Data extracts
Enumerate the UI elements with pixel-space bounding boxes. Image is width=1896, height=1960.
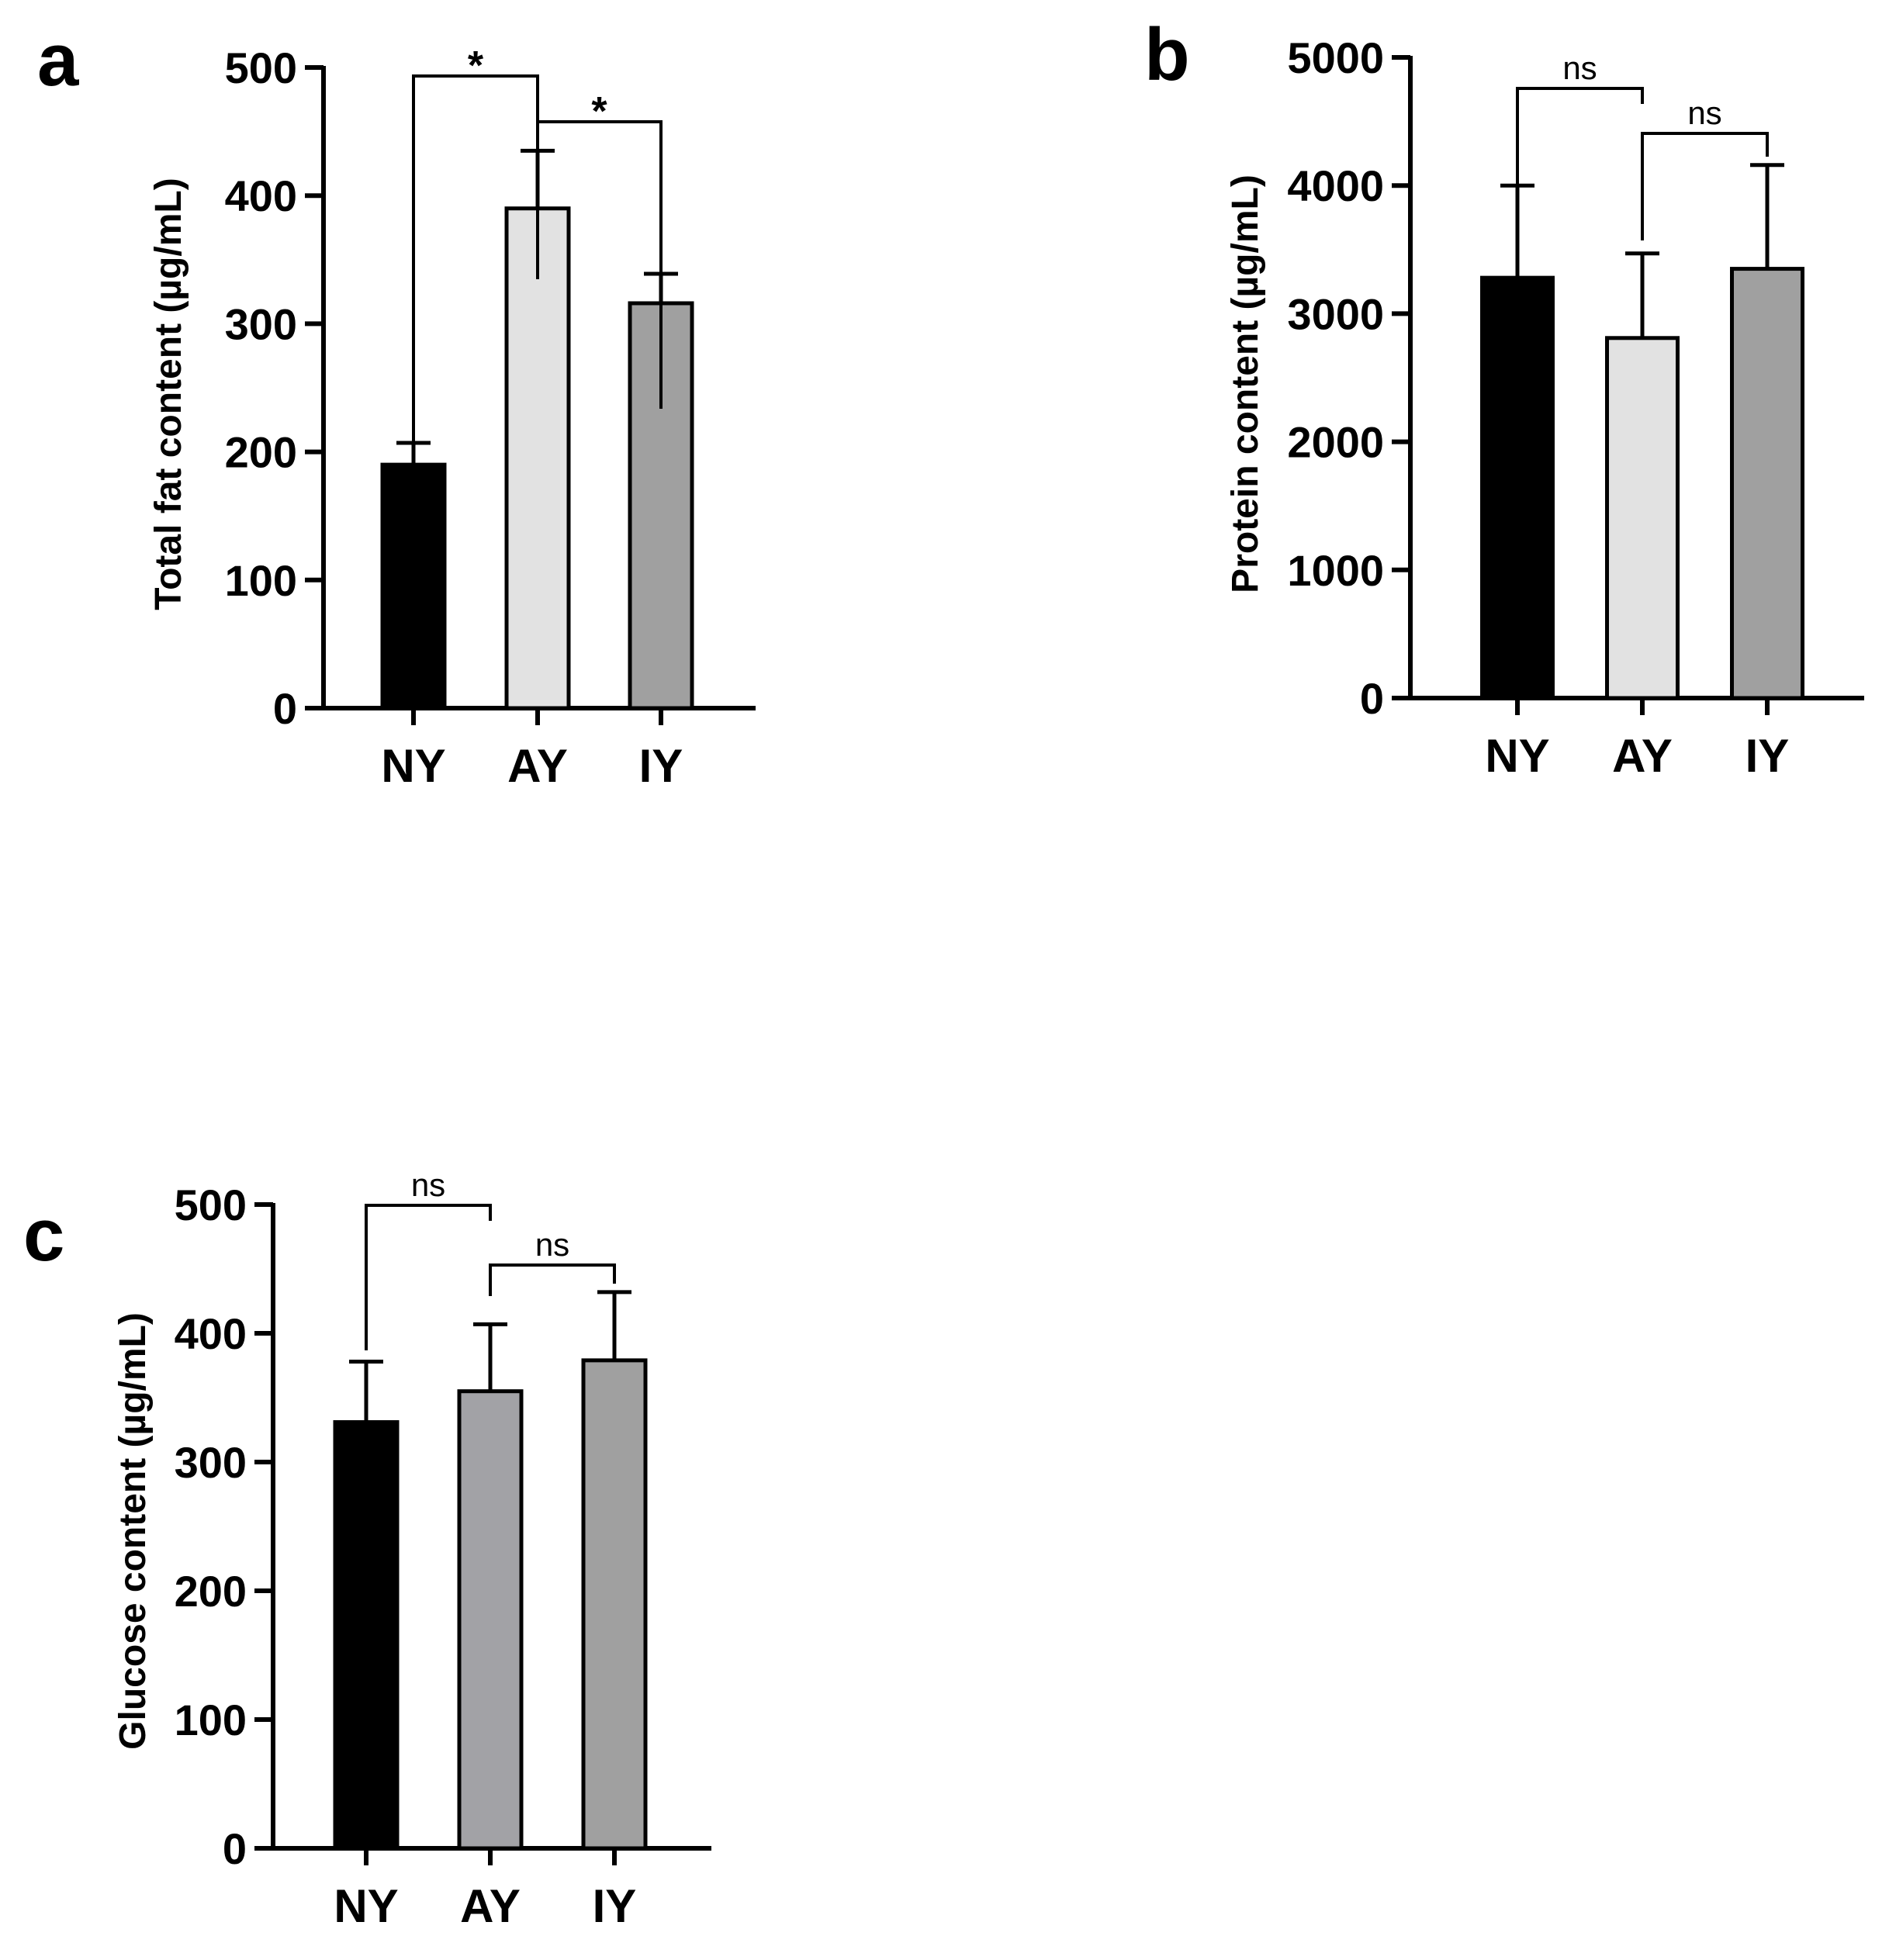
panel-c-y-tick-label: 400 [175, 1309, 247, 1358]
panel-b-y-tick-label: 3000 [1287, 289, 1384, 338]
panel-c-category-label: NY [334, 1880, 398, 1932]
panel-a: a Total fat content (µg/mL) 0 100 200 300 40… [37, 19, 756, 792]
panel-b-significance-label: ns [1562, 50, 1597, 86]
panel-b-significance-bracket [1641, 132, 1769, 240]
panel-c: c Glucose content (µg/mL) 0 100 200 300 400 5… [23, 1167, 711, 1932]
panel-c-y-axis-title: Glucose content (µg/mL) [112, 1312, 154, 1750]
panel-b-bar-ay [1605, 336, 1680, 700]
panel-c-category-label: AY [460, 1880, 521, 1932]
panel-c-y-tick-label: 100 [175, 1696, 247, 1744]
panel-c-significance-bracket [489, 1263, 616, 1296]
panel-a-y-tick-label: 200 [225, 428, 297, 477]
panel-a-y-tick-label: 0 [273, 684, 297, 733]
panel-c-y-tick-label: 200 [175, 1567, 247, 1616]
panel-c-significance-bracket [365, 1204, 492, 1350]
panel-b: b Protein content (µg/mL) 0 1000 2000 3000 4… [1144, 13, 1864, 782]
panel-b-category-label: IY [1745, 730, 1790, 782]
panel-b-category-label: AY [1612, 730, 1673, 782]
panel-a-significance-label: * [468, 43, 484, 88]
panel-b-y-tick-label: 5000 [1287, 33, 1384, 82]
panel-b-y-tick-label: 2000 [1287, 418, 1384, 467]
panel-a-significance-label: * [591, 89, 607, 134]
panel-c-category-label: IY [593, 1880, 637, 1932]
panel-a-y-tick-label: 300 [225, 299, 297, 348]
panel-b-category-label: NY [1485, 730, 1549, 782]
panel-a-category-label: AY [507, 740, 568, 792]
panel-a-y-tick-label: 100 [225, 556, 297, 605]
panel-a-significance-bracket [536, 120, 663, 409]
panel-c-bar-iy [581, 1358, 648, 1851]
panel-b-bar-ny [1480, 275, 1555, 700]
panel-a-bar-ny [380, 462, 447, 710]
panel-b-letter: b [1144, 13, 1190, 96]
panel-c-bar-ay [457, 1389, 524, 1851]
panel-b-bar-iy [1730, 267, 1804, 700]
panel-c-significance-label: ns [411, 1167, 445, 1203]
panel-c-y-tick-label: 300 [175, 1438, 247, 1487]
panel-a-letter: a [37, 19, 79, 102]
panel-b-y-tick-label: 4000 [1287, 161, 1384, 210]
panel-b-significance-bracket [1516, 87, 1644, 255]
panel-c-y-tick-label: 0 [223, 1824, 247, 1873]
panel-a-y-axis-title: Total fat content (µg/mL) [148, 178, 189, 610]
panel-a-y-tick-label: 400 [225, 171, 297, 220]
panel-b-y-axis-title: Protein content (µg/mL) [1225, 175, 1266, 593]
panel-b-significance-label: ns [1687, 95, 1721, 131]
panel-b-y-tick-label: 0 [1360, 674, 1384, 723]
panel-c-bar-ny [333, 1420, 400, 1851]
panel-c-y-tick-label: 500 [175, 1180, 247, 1229]
panel-a-category-label: NY [381, 740, 445, 792]
panel-a-y-tick-label: 500 [225, 43, 297, 92]
panel-c-significance-label: ns [535, 1226, 569, 1263]
panel-b-y-tick-label: 1000 [1287, 546, 1384, 595]
panel-c-letter: c [23, 1194, 64, 1277]
panel-a-category-label: IY [639, 740, 683, 792]
panel-a-bar-ay [504, 206, 571, 710]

Work instruction
Reproduce the material exactly; keep pictures out.

Exercise result
Enumerate the UI elements with pixel-space bounding boxes. Image is width=1896, height=1960.
panel-c-y-tick-label: 400 [175, 1309, 247, 1358]
panel-b-y-tick-label: 3000 [1287, 289, 1384, 338]
panel-c-category-label: NY [334, 1880, 398, 1932]
panel-a: a Total fat content (µg/mL) 0 100 200 300 40… [37, 19, 756, 792]
panel-b-significance-label: ns [1562, 50, 1597, 86]
panel-b-significance-bracket [1641, 132, 1769, 240]
panel-c: c Glucose content (µg/mL) 0 100 200 300 400 5… [23, 1167, 711, 1932]
panel-c-y-axis-title: Glucose content (µg/mL) [112, 1312, 154, 1750]
panel-b-bar-ay [1605, 336, 1680, 700]
panel-c-category-label: AY [460, 1880, 521, 1932]
panel-c-y-tick-label: 100 [175, 1696, 247, 1744]
panel-c-significance-bracket [489, 1263, 616, 1296]
panel-a-y-tick-label: 200 [225, 428, 297, 477]
panel-a-y-tick-label: 0 [273, 684, 297, 733]
panel-c-y-tick-label: 200 [175, 1567, 247, 1616]
panel-c-significance-bracket [365, 1204, 492, 1350]
panel-b: b Protein content (µg/mL) 0 1000 2000 3000 4… [1144, 13, 1864, 782]
panel-b-category-label: IY [1745, 730, 1790, 782]
panel-b-category-label: AY [1612, 730, 1673, 782]
panel-a-significance-label: * [468, 43, 484, 88]
panel-b-y-tick-label: 5000 [1287, 33, 1384, 82]
panel-b-y-tick-label: 2000 [1287, 418, 1384, 467]
panel-a-significance-label: * [591, 89, 607, 134]
panel-c-category-label: IY [593, 1880, 637, 1932]
panel-a-y-tick-label: 300 [225, 299, 297, 348]
panel-b-category-label: NY [1485, 730, 1549, 782]
panel-a-category-label: AY [507, 740, 568, 792]
panel-a-y-tick-label: 100 [225, 556, 297, 605]
panel-a-significance-bracket [536, 120, 663, 409]
panel-c-bar-iy [581, 1358, 648, 1851]
panel-b-bar-ny [1480, 275, 1555, 700]
panel-a-bar-ny [380, 462, 447, 710]
panel-b-letter: b [1144, 13, 1190, 96]
panel-c-bar-ay [457, 1389, 524, 1851]
panel-b-bar-iy [1730, 267, 1804, 700]
panel-c-significance-label: ns [411, 1167, 445, 1203]
panel-c-y-tick-label: 300 [175, 1438, 247, 1487]
panel-a-letter: a [37, 19, 79, 102]
panel-b-y-tick-label: 4000 [1287, 161, 1384, 210]
panel-b-significance-bracket [1516, 87, 1644, 255]
panel-c-y-tick-label: 0 [223, 1824, 247, 1873]
panel-a-y-axis-title: Total fat content (µg/mL) [148, 178, 189, 610]
panel-a-y-tick-label: 400 [225, 171, 297, 220]
panel-b-y-axis-title: Protein content (µg/mL) [1225, 175, 1266, 593]
panel-b-significance-label: ns [1687, 95, 1721, 131]
panel-b-y-tick-label: 0 [1360, 674, 1384, 723]
panel-c-bar-ny [333, 1420, 400, 1851]
panel-c-y-tick-label: 500 [175, 1180, 247, 1229]
panel-a-category-label: NY [381, 740, 445, 792]
panel-a-y-tick-label: 500 [225, 43, 297, 92]
panel-c-significance-label: ns [535, 1226, 569, 1263]
panel-b-y-tick-label: 1000 [1287, 546, 1384, 595]
panel-c-letter: c [23, 1194, 64, 1277]
panel-a-category-label: IY [639, 740, 683, 792]
panel-a-bar-ay [504, 206, 571, 710]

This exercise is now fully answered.